TASK »
Leaving out the pictures, transcribe all of the records faithfully.
═════ INPUT DATA
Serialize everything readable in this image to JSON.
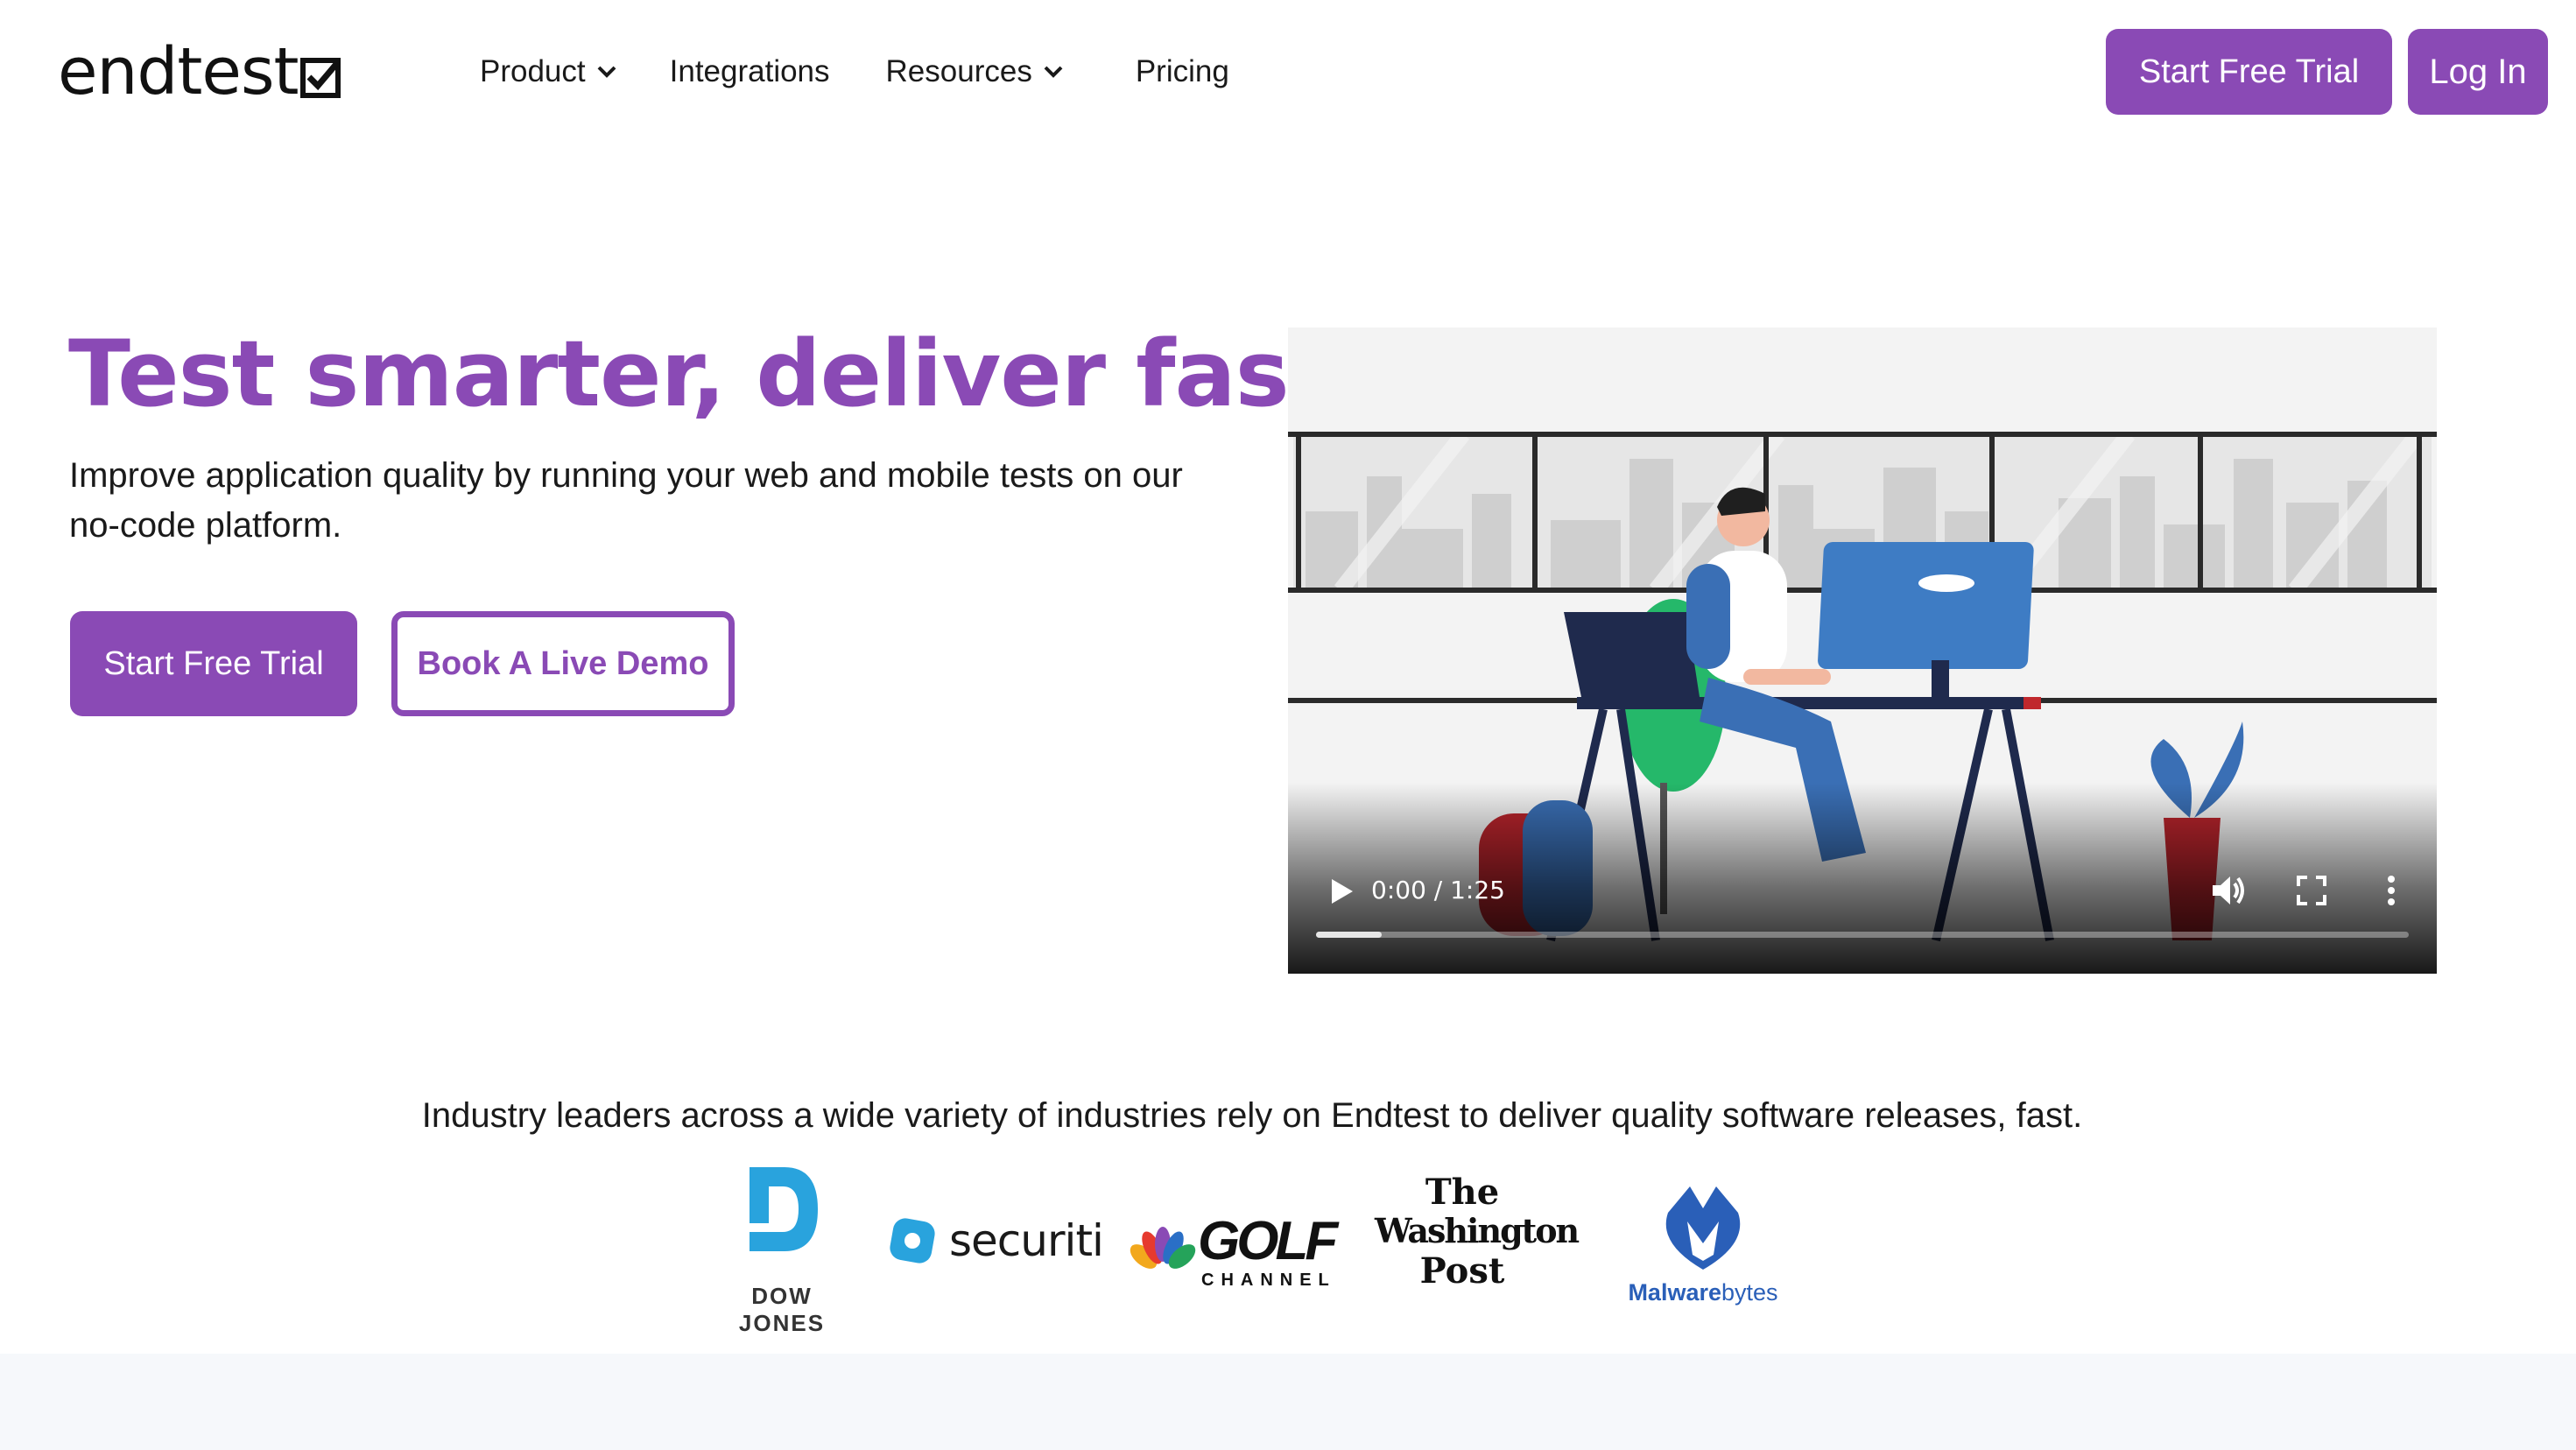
{
  "brand": {
    "name": "endtest",
    "accent": "#8a4ab5"
  },
  "nav": {
    "items": [
      {
        "label": "Product",
        "dropdown": true
      },
      {
        "label": "Integrations",
        "dropdown": false
      },
      {
        "label": "Resources",
        "dropdown": true
      },
      {
        "label": "Pricing",
        "dropdown": false
      }
    ],
    "cta_label": "Start Free Trial",
    "login_label": "Log In"
  },
  "hero": {
    "title": "Test smarter, deliver faster.",
    "subtitle": "Improve application quality by running your web and mobile tests on our no-code platform.",
    "primary_label": "Start Free Trial",
    "secondary_label": "Book A Live Demo"
  },
  "video": {
    "time": "0:00 / 1:25",
    "progress": 0.06
  },
  "trust": {
    "text": "Industry leaders across a wide variety of industries rely on Endtest to deliver quality software releases, fast.",
    "logos": [
      {
        "name": "DOW JONES"
      },
      {
        "name": "securiti"
      },
      {
        "name": "GOLF",
        "sub": "CHANNEL"
      },
      {
        "name_line1": "The",
        "name_line2": "Washington",
        "name_line3": "Post"
      },
      {
        "name_part1": "Malware",
        "name_part2": "bytes"
      }
    ]
  }
}
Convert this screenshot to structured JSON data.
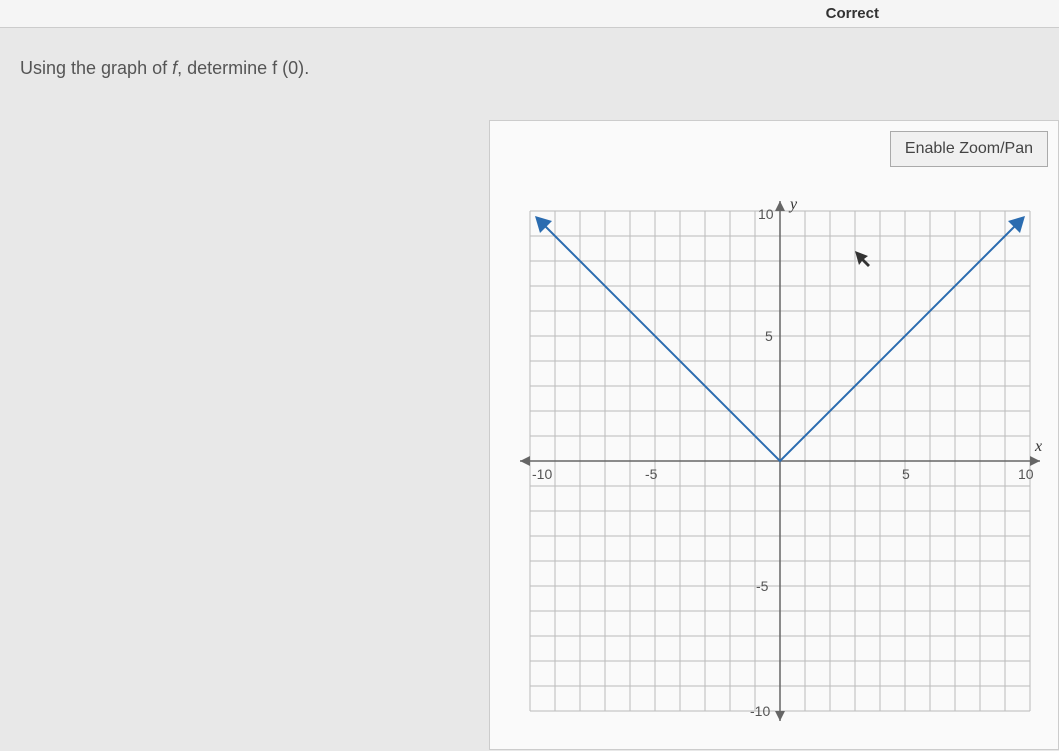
{
  "header": {
    "status": "Correct"
  },
  "question": {
    "prefix": "Using the graph of ",
    "fn": "f",
    "middle": ", determine ",
    "expr": "f (0)",
    "suffix": "."
  },
  "controls": {
    "zoom": "Enable Zoom/Pan"
  },
  "chart_data": {
    "type": "line",
    "title": "",
    "xlabel": "x",
    "ylabel": "y",
    "xlim": [
      -10,
      10
    ],
    "ylim": [
      -10,
      10
    ],
    "x_ticks": [
      -10,
      -5,
      5,
      10
    ],
    "y_ticks": [
      -10,
      -5,
      5,
      10
    ],
    "series": [
      {
        "name": "f",
        "x": [
          -10,
          0,
          10
        ],
        "y": [
          10,
          0,
          10
        ]
      }
    ],
    "tick_labels": {
      "x_neg10": "-10",
      "x_neg5": "-5",
      "x_5": "5",
      "x_10": "10",
      "y_neg10": "-10",
      "y_neg5": "-5",
      "y_5": "5",
      "y_10": "10"
    }
  }
}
══════════
ANSWER TO THIS EXERCISE »
Serialize everything readable in this image to JSON.
{
  "brand": {
    "name": "endtest",
    "accent": "#8a4ab5"
  },
  "nav": {
    "items": [
      {
        "label": "Product",
        "dropdown": true
      },
      {
        "label": "Integrations",
        "dropdown": false
      },
      {
        "label": "Resources",
        "dropdown": true
      },
      {
        "label": "Pricing",
        "dropdown": false
      }
    ],
    "cta_label": "Start Free Trial",
    "login_label": "Log In"
  },
  "hero": {
    "title": "Test smarter, deliver faster.",
    "subtitle": "Improve application quality by running your web and mobile tests on our no-code platform.",
    "primary_label": "Start Free Trial",
    "secondary_label": "Book A Live Demo"
  },
  "video": {
    "time": "0:00 / 1:25",
    "progress": 0.06
  },
  "trust": {
    "text": "Industry leaders across a wide variety of industries rely on Endtest to deliver quality software releases, fast.",
    "logos": [
      {
        "name": "DOW JONES"
      },
      {
        "name": "securiti"
      },
      {
        "name": "GOLF",
        "sub": "CHANNEL"
      },
      {
        "name_line1": "The",
        "name_line2": "Washington",
        "name_line3": "Post"
      },
      {
        "name_part1": "Malware",
        "name_part2": "bytes"
      }
    ]
  }
}
Convert this screenshot to structured JSON data.
{
  "header": {
    "status": "Correct"
  },
  "question": {
    "prefix": "Using the graph of ",
    "fn": "f",
    "middle": ", determine ",
    "expr": "f (0)",
    "suffix": "."
  },
  "controls": {
    "zoom": "Enable Zoom/Pan"
  },
  "chart_data": {
    "type": "line",
    "title": "",
    "xlabel": "x",
    "ylabel": "y",
    "xlim": [
      -10,
      10
    ],
    "ylim": [
      -10,
      10
    ],
    "x_ticks": [
      -10,
      -5,
      5,
      10
    ],
    "y_ticks": [
      -10,
      -5,
      5,
      10
    ],
    "series": [
      {
        "name": "f",
        "x": [
          -10,
          0,
          10
        ],
        "y": [
          10,
          0,
          10
        ]
      }
    ],
    "tick_labels": {
      "x_neg10": "-10",
      "x_neg5": "-5",
      "x_5": "5",
      "x_10": "10",
      "y_neg10": "-10",
      "y_neg5": "-5",
      "y_5": "5",
      "y_10": "10"
    }
  }
}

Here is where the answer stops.